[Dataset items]
* * * *
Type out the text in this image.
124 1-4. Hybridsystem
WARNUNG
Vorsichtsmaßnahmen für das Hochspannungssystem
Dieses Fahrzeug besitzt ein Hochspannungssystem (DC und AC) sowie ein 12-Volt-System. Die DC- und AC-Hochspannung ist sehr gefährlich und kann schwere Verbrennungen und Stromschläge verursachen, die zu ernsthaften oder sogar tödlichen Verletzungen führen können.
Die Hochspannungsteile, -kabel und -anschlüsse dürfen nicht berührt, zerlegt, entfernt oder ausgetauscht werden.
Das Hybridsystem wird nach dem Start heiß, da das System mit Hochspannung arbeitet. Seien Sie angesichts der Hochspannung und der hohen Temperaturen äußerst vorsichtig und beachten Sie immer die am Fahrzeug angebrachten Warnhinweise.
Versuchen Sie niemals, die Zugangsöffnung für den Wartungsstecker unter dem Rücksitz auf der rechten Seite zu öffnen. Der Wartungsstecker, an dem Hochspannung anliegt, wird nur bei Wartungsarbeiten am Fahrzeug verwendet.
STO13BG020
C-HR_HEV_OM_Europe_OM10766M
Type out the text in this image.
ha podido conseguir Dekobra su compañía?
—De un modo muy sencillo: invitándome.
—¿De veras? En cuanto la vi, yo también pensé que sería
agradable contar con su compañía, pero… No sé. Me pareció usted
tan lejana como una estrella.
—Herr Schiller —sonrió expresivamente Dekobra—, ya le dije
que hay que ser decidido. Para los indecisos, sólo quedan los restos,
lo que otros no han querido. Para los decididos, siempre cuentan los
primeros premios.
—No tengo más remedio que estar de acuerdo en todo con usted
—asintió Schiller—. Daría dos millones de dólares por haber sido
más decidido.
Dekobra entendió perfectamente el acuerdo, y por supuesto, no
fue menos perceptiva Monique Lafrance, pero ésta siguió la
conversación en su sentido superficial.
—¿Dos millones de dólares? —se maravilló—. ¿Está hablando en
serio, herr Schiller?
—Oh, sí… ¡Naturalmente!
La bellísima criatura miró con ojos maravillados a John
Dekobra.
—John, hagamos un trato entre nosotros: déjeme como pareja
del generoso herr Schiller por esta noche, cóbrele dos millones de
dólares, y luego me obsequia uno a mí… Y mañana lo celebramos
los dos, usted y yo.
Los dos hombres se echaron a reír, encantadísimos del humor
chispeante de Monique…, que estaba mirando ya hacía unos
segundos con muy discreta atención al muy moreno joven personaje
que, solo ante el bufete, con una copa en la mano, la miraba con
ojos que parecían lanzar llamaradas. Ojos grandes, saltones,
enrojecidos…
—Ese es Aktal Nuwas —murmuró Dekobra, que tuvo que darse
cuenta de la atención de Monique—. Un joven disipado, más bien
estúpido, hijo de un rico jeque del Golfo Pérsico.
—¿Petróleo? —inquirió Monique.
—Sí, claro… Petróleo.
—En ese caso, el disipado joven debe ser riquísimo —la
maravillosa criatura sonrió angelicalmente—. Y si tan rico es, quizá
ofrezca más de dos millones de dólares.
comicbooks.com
* * * *
● **Task to carry out**
Search the data for the string "John" and copy each line where it appears.

● **Response**
La bellísima criatura miró con ojos maravillados a John
—John, hagamos un trato entre nosotros: déjeme como pareja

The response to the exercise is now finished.